» **DEINE AUFGABE**: Wie viele Tage übernachteten die Erzählenden laut dem Auszug über die Getreideernte in einem Schuppen?

» **AUSGEWÄHLTER AUSZUG**:
☆ ☆ ☆ ☆ ☆

Nun begann die Getreideernte. In viele Dörfer kamen russische Erntekommandos. Da war es wieder sehr unruhig. Fast täglich kamen Russen ins Dorf und plünderten. Als sie nun gar in der Nacht in unsere Nachbarschaft kamen und dort Frauen belästigten, mochten wir auch nicht mehr daheim schlafen. Wir übernachteten 14 Tage in einem Schuppen, nur einen Strohsack auf der Erde und ein Fenster darin, daß wir bei Gefahr gleich hinaus konnten. Als wir einmal vom Felde heimkamen, jagte uns auch ein Russe. So war die Zeit bis Oktober sehr unruhig. Aber dann wurde es besser. Bis Weihnachten war dann überhaupt die ruhigste Zeit. Wir gingen viele Wochen Kartoffeln lesen/und meinen Rücken spürte ich schon nicht mehr. Beim Dreschen war es dann wieder besser.

☆ ☆ ☆ ☆ ☆

(Einträge des Layout-Datensatzes)
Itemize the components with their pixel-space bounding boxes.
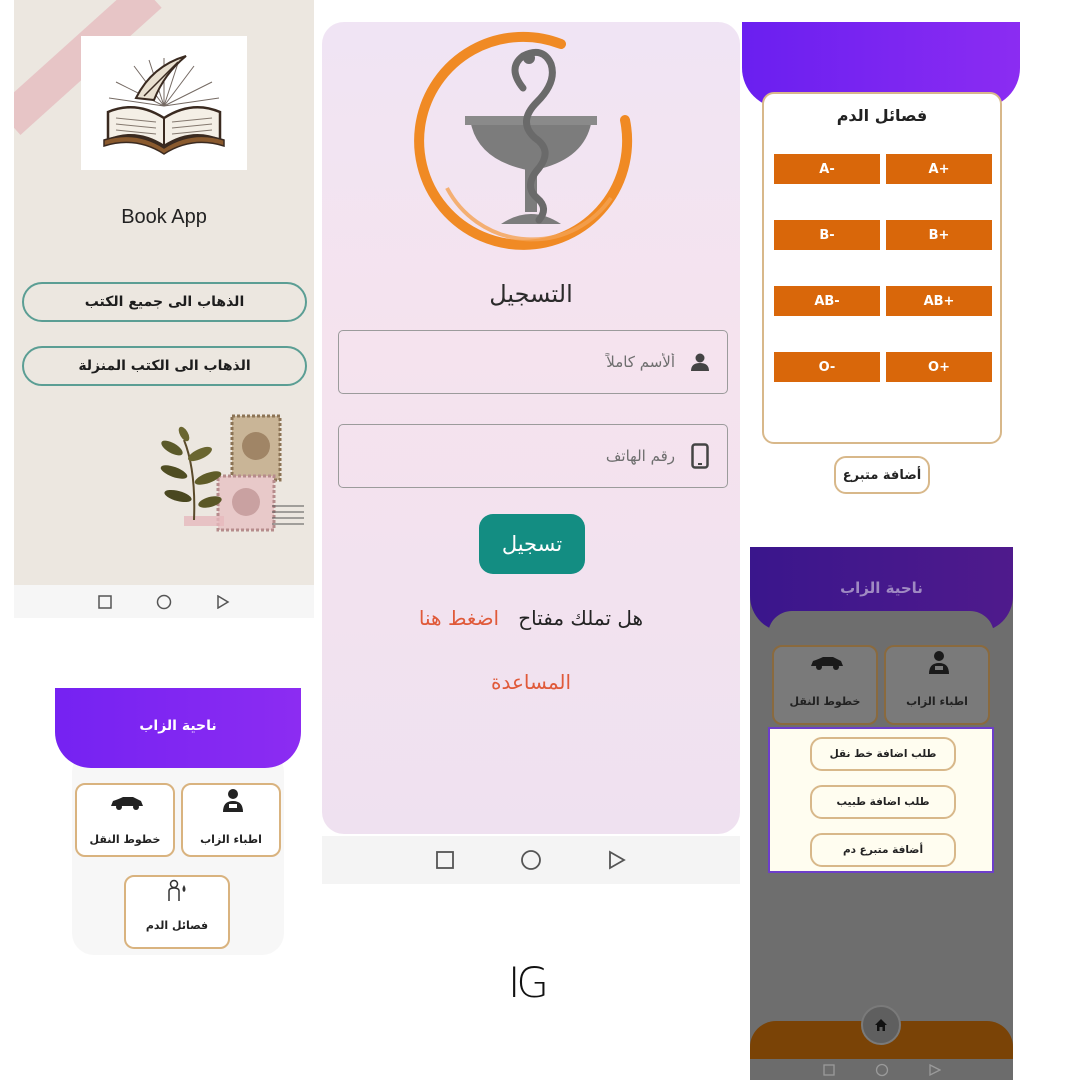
watermark: IG xyxy=(508,958,549,1007)
android-nav-bar xyxy=(14,585,314,618)
request-dialog: طلب اضافة خط نقل طلب اضافة طبيب أضافة مت… xyxy=(768,727,994,873)
help-link[interactable]: المساعدة xyxy=(322,670,740,694)
doctor-icon xyxy=(929,651,949,674)
transport-lines-label: خطوط النقل xyxy=(89,833,161,846)
zab-doctors-tile[interactable]: اطباء الزاب xyxy=(884,645,990,725)
full-name-field[interactable] xyxy=(338,330,728,394)
zab-home-title: ناحية الزاب xyxy=(139,718,217,734)
recent-apps-icon[interactable] xyxy=(822,1063,835,1076)
zab-dialog-screen: ناحية الزاب خطوط النقل اطباء الزاب طلب ا… xyxy=(750,547,1013,1080)
pharmacy-bowl-snake-icon xyxy=(414,31,633,250)
android-nav-bar xyxy=(750,1059,1013,1080)
back-triangle-icon[interactable] xyxy=(608,850,626,870)
request-transport-button[interactable]: طلب اضافة خط نقل xyxy=(810,737,956,771)
press-here-link[interactable]: اضغط هنا xyxy=(419,606,499,630)
zab-dialog-title: ناحية الزاب xyxy=(840,579,923,597)
zab-doctors-label: اطباء الزاب xyxy=(906,695,968,708)
android-nav-bar xyxy=(322,836,740,884)
open-book-quill-icon xyxy=(103,55,225,155)
all-books-button[interactable]: الذهاب الى جميع الكتب xyxy=(22,282,307,322)
person-icon xyxy=(689,350,711,374)
blood-donation-icon xyxy=(168,879,186,901)
recent-apps-icon[interactable] xyxy=(436,851,454,869)
transport-lines-tile[interactable]: خطوط النقل xyxy=(75,783,175,857)
blood-type-button[interactable]: B- xyxy=(774,220,880,250)
phone-field[interactable] xyxy=(338,424,728,488)
transport-lines-label: خطوط النقل xyxy=(789,695,861,708)
leaves-stamps-decoration xyxy=(160,414,304,532)
blood-types-title: فصائل الدم xyxy=(836,106,928,125)
zab-home-header: ناحية الزاب xyxy=(55,688,301,768)
car-icon xyxy=(811,657,843,670)
doctor-icon xyxy=(223,789,243,812)
have-key-question: هل تملك مفتاح xyxy=(518,606,644,630)
blood-type-button[interactable]: A- xyxy=(774,154,880,184)
zab-doctors-label: اطباء الزاب xyxy=(200,833,262,846)
recent-apps-icon[interactable] xyxy=(98,594,112,609)
add-donor-button[interactable]: أضافة متبرع xyxy=(834,456,930,494)
register-screen: التسجيل تسجيل هل تملك مفتاح اضغط هنا الم… xyxy=(322,22,740,834)
blood-type-button[interactable]: A+ xyxy=(886,154,992,184)
downloaded-books-button[interactable]: الذهاب الى الكتب المنزلة xyxy=(22,346,307,386)
book-logo xyxy=(81,36,247,170)
request-doctor-button[interactable]: طلب اضافة طبيب xyxy=(810,785,956,819)
add-blood-donor-button[interactable]: أضافة متبرع دم xyxy=(810,833,956,867)
blood-types-tile-label: فصائل الدم xyxy=(145,919,209,932)
book-app-screen: Book App الذهاب الى جميع الكتب الذهاب ال… xyxy=(14,0,314,585)
home-circle-icon[interactable] xyxy=(156,594,172,610)
transport-lines-tile[interactable]: خطوط النقل xyxy=(772,645,878,725)
phone-input[interactable] xyxy=(385,447,675,465)
zab-doctors-tile[interactable]: اطباء الزاب xyxy=(181,783,281,857)
full-name-input[interactable] xyxy=(385,353,675,371)
car-icon xyxy=(111,797,143,810)
blood-type-button[interactable]: AB- xyxy=(774,286,880,316)
app-title: Book App xyxy=(121,206,207,228)
blood-types-card: فصائل الدم A- A+ B- B+ AB- AB+ O- O+ xyxy=(762,92,1002,444)
home-circle-icon[interactable] xyxy=(875,1063,889,1077)
back-triangle-icon[interactable] xyxy=(216,594,230,609)
home-icon xyxy=(875,1019,887,1031)
blood-type-button[interactable]: B+ xyxy=(886,220,992,250)
blood-types-tile[interactable]: فصائل الدم xyxy=(124,875,230,949)
register-submit-button[interactable]: تسجيل xyxy=(479,514,585,574)
blood-type-button[interactable]: AB+ xyxy=(886,286,992,316)
blood-type-button[interactable]: O+ xyxy=(886,352,992,382)
register-title: التسجيل xyxy=(489,280,573,308)
have-key-prompt: هل تملك مفتاح اضغط هنا xyxy=(322,606,740,630)
home-circle-icon[interactable] xyxy=(520,849,542,871)
back-triangle-icon[interactable] xyxy=(928,1063,941,1076)
blood-type-button[interactable]: O- xyxy=(774,352,880,382)
phone-icon xyxy=(689,443,711,469)
home-fab[interactable] xyxy=(861,1005,901,1045)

☆ ☆ ☆ ☆ ☆

» **ENDERGEBNIS**: 14 Tage.